* [KUTIPAN TEKS]:
Friday, March 23, 2007

MENJADI SANTRI DENGAN SHALAT

Dalam sebuah sesi tanya jawab yang disiarkan sebuah stasiun Radio, seorang ibu bertanya kepada nara sumber acara tersebut;

“Pak Ustadz, benar tidak ayat yang menyatakan bahwa shalat mampu mencegah perbuatan keji dan munkar?

45. Bacalah apa yang Telah diwahyukan kepadamu, yaitu Al Kitab (Al Quran) dan Dirikanlah shalat. Sesungguhnya shalat itu mencegah dari (perbuatan- perbuatan) keji dan mungkar. dan Sesungguhnya mengingat Allah (shalat) adalah lebih besar (keutamaannya dari ibadat-ibadat yang lain). dan Allah mengetahui apa yang kamu kerjakan.(Al Ankabut:45)

“Ya bu, ayat itu benar” Jawab Pak Ustadz

“Tapi Pak, disebelah rumah saya, ada seorang Haji yang setiap waktu shalat pergi kemasjid, mengenakan pakaian bagus, tapi kok perilakunya malah tidak sesuai dengan ayat diatas ya pak?” – Ibu tadi masih penasaran.

“Maksud ibu?” Tanya Pak Ustadz.

“Iya Pak, katanya shalat itu mampu mencegah seseorang dari perbuatan keji dan munkar, tapi Pak Haji yang rajin shalat itu kok ya pelit banget sama tetangga, udah gitu kalau dimintain tolong, susah banget dan jarang gaul, gimana tuh, Pak?” Jawab si ibu dengan polosnya.

* [TUGAS 1]: Cetak ulang tanpa perubahan semua baris daftar, dari baris pertama daftar hingga baris yang memuat "check-box-icon: F bbox=[88, 244, 95, 255]", termasuk baris itu.
Kutipan di atas dan daftar berikut adalah bahan yang terpisah.

* [DAFTAR TERSEDIA]:
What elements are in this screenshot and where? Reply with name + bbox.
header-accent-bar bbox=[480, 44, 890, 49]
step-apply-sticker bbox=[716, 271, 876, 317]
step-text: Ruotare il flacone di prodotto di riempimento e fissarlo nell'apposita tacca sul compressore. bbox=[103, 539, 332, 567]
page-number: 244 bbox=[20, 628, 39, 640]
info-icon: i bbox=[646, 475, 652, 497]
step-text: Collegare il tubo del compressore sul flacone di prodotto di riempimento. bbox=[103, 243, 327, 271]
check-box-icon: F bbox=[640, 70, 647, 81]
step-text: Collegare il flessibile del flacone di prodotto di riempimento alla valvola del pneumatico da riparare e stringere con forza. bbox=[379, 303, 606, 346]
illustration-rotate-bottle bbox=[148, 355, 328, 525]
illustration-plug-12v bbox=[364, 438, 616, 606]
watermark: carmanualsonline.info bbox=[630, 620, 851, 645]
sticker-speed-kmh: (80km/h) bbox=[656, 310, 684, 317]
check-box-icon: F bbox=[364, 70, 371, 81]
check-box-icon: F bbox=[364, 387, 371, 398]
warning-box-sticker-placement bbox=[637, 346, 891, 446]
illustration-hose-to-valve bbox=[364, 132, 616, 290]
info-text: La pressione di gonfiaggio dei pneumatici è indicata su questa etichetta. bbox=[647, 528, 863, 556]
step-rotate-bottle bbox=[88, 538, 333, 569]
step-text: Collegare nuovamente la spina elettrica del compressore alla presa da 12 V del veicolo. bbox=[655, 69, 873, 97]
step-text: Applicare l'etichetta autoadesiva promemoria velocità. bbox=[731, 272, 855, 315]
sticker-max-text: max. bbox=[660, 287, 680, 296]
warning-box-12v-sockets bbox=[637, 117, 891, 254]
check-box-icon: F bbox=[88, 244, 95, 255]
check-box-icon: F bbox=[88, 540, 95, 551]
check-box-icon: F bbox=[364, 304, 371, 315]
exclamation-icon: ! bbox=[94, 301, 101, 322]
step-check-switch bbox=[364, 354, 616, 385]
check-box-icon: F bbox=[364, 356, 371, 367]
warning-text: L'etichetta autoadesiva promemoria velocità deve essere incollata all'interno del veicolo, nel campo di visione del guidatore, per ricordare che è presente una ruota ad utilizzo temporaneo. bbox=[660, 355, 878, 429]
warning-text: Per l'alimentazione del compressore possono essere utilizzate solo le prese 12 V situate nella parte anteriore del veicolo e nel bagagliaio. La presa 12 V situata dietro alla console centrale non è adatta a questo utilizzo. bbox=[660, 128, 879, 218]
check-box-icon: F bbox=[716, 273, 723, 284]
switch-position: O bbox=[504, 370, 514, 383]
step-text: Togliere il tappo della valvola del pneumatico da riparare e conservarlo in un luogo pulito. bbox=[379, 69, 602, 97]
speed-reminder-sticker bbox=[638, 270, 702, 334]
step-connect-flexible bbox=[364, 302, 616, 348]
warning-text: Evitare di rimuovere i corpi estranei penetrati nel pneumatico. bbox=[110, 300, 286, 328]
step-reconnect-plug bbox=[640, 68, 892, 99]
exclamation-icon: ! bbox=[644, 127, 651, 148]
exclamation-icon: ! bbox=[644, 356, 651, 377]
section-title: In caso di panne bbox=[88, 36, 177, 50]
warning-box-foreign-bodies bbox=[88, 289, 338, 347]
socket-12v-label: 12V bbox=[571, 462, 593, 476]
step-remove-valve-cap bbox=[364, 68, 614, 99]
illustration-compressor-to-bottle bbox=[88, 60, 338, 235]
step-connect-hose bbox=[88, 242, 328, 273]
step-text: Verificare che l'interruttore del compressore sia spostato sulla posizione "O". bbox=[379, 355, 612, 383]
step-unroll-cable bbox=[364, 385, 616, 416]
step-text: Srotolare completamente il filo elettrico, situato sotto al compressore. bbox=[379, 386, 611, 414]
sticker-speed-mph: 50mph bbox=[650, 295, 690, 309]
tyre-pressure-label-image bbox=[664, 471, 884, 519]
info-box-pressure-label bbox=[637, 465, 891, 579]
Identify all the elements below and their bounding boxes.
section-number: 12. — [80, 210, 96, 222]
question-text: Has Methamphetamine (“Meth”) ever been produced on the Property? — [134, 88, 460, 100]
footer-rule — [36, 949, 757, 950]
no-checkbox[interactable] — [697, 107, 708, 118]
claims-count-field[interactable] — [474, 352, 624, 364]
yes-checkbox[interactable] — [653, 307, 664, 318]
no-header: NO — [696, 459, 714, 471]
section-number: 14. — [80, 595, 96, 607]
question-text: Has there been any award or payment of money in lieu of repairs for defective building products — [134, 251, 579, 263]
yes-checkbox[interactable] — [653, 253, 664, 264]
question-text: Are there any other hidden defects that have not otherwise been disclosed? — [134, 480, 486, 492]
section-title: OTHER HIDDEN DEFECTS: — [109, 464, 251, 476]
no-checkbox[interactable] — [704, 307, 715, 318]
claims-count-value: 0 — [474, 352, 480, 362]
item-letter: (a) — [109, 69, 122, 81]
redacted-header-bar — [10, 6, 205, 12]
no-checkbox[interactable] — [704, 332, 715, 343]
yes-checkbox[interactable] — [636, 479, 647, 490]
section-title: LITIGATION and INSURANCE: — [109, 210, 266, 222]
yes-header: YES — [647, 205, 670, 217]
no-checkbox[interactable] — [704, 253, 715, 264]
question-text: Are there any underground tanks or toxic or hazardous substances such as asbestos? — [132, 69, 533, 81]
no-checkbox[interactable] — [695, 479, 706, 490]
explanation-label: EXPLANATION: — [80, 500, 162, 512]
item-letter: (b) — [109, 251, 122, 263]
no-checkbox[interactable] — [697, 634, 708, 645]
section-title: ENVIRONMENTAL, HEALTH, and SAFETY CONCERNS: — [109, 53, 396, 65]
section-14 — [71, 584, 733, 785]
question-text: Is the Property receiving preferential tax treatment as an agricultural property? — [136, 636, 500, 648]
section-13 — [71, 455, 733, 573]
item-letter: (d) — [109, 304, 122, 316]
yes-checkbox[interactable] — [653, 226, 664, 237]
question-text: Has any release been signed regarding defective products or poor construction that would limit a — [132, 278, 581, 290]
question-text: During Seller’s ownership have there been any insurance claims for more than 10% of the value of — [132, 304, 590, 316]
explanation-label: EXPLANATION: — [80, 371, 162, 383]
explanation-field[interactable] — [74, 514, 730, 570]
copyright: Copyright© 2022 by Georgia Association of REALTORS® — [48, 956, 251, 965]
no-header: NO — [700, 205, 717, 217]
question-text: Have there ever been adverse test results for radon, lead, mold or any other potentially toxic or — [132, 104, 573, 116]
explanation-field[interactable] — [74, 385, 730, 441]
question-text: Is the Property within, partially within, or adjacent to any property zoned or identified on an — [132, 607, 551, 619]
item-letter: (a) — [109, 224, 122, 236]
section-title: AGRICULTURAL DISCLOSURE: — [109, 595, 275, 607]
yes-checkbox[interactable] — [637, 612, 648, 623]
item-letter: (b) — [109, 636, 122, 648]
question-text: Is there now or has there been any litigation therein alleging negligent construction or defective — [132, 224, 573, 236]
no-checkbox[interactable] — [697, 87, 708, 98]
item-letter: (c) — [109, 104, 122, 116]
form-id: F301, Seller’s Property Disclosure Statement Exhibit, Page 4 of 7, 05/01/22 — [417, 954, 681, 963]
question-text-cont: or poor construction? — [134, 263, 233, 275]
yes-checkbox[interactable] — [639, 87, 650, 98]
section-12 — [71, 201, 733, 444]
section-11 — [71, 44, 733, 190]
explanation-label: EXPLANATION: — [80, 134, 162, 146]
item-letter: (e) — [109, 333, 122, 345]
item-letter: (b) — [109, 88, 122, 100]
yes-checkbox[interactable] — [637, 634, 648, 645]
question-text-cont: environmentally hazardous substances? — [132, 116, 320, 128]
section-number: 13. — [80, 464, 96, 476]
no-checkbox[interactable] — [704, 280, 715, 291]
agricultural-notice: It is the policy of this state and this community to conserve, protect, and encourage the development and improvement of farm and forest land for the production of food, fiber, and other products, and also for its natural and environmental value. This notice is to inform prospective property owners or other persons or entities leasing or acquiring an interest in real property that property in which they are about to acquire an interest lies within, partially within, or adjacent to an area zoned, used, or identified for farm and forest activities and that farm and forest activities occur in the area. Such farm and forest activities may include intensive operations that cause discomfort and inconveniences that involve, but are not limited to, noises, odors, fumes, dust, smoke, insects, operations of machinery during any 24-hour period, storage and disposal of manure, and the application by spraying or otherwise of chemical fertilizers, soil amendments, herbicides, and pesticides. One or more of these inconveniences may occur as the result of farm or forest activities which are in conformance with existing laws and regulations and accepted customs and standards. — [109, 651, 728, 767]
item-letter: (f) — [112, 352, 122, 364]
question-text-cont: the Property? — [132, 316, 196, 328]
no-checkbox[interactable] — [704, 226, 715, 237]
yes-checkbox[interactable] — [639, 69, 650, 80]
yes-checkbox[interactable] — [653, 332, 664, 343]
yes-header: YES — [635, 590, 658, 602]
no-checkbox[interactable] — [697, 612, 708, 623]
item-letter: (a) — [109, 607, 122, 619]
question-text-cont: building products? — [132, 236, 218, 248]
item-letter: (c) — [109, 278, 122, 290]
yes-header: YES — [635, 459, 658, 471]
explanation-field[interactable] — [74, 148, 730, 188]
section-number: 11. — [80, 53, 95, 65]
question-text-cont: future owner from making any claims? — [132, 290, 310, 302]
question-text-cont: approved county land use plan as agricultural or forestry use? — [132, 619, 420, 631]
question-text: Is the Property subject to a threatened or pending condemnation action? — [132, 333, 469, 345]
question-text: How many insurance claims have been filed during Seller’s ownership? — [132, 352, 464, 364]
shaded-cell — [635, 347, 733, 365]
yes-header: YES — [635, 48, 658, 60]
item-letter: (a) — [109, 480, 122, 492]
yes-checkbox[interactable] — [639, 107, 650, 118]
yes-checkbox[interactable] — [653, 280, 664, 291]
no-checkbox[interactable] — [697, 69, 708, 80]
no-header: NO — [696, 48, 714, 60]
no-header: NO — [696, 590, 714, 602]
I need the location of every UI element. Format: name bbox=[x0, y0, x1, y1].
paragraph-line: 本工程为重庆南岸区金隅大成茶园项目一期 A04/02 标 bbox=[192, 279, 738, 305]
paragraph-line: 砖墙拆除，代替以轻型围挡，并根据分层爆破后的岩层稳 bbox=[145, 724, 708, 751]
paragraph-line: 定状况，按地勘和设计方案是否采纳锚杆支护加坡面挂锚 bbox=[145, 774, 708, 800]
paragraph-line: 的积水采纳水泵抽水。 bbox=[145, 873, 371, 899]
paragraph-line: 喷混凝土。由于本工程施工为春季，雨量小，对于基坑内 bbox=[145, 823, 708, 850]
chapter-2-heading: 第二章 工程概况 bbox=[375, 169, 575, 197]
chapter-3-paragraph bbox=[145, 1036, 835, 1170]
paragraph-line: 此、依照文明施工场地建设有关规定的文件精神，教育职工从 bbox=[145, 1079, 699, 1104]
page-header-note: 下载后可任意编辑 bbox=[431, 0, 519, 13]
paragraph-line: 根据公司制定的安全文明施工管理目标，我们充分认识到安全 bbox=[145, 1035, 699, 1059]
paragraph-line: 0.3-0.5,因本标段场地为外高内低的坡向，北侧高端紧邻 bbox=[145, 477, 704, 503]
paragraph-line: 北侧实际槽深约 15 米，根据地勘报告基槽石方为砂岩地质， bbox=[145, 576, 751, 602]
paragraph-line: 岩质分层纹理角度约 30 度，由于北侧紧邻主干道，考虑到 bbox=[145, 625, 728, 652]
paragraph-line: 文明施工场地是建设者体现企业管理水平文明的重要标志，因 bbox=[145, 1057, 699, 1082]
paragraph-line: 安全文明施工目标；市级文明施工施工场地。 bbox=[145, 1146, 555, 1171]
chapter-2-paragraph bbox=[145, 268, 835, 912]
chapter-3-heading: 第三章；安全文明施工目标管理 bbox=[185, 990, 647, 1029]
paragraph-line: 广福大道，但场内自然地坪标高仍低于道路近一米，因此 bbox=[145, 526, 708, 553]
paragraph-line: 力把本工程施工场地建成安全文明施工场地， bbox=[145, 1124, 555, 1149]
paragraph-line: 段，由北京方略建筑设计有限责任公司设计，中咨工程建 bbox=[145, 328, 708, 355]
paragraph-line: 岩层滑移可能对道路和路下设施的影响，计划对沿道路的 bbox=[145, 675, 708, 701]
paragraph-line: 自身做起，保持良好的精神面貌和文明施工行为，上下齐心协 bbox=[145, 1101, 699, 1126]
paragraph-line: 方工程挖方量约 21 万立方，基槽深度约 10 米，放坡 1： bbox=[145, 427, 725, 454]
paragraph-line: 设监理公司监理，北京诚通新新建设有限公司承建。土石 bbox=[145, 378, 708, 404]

* [TUGAS 2]:
Jawablah berdasarkan kutipan tentang shalat:
(a) Dalam acara apa seorang ibu bertanya kepada Pak Ustadz?
(b) Surah dan ayat mana yang dikutip?
(c) Apa yang dikenakan Pak Haji setiap kali pergi ke masjid?

* [HASIL TUGAS 1]:
What elements are in this screenshot and where? Reply with name + bbox.
header-accent-bar bbox=[480, 44, 890, 49]
step-apply-sticker bbox=[716, 271, 876, 317]
step-text: Ruotare il flacone di prodotto di riempimento e fissarlo nell'apposita tacca sul compressore. bbox=[103, 539, 332, 567]
page-number: 244 bbox=[20, 628, 39, 640]
info-icon: i bbox=[646, 475, 652, 497]
step-text: Collegare il tubo del compressore sul flacone di prodotto di riempimento. bbox=[103, 243, 327, 271]
check-box-icon: F bbox=[640, 70, 647, 81]
step-text: Collegare il flessibile del flacone di prodotto di riempimento alla valvola del pneumatico da riparare e stringere con forza. bbox=[379, 303, 606, 346]
illustration-rotate-bottle bbox=[148, 355, 328, 525]
illustration-plug-12v bbox=[364, 438, 616, 606]
watermark: carmanualsonline.info bbox=[630, 620, 851, 645]
sticker-speed-kmh: (80km/h) bbox=[656, 310, 684, 317]
check-box-icon: F bbox=[364, 70, 371, 81]
check-box-icon: F bbox=[364, 387, 371, 398]
warning-box-sticker-placement bbox=[637, 346, 891, 446]
illustration-hose-to-valve bbox=[364, 132, 616, 290]
info-text: La pressione di gonfiaggio dei pneumatici è indicata su questa etichetta. bbox=[647, 528, 863, 556]
step-rotate-bottle bbox=[88, 538, 333, 569]
step-text: Collegare nuovamente la spina elettrica del compressore alla presa da 12 V del veicolo. bbox=[655, 69, 873, 97]
step-text: Applicare l'etichetta autoadesiva promemoria velocità. bbox=[731, 272, 855, 315]
sticker-max-text: max. bbox=[660, 287, 680, 296]
warning-box-12v-sockets bbox=[637, 117, 891, 254]
check-box-icon: F bbox=[88, 244, 95, 255]

* [HASIL TUGAS 2]:
(a) Dalam sesi tanya jawab yang disiarkan sebuah stasiun radio.
(b) Al Ankabut ayat 45.
(c) Pakaian bagus.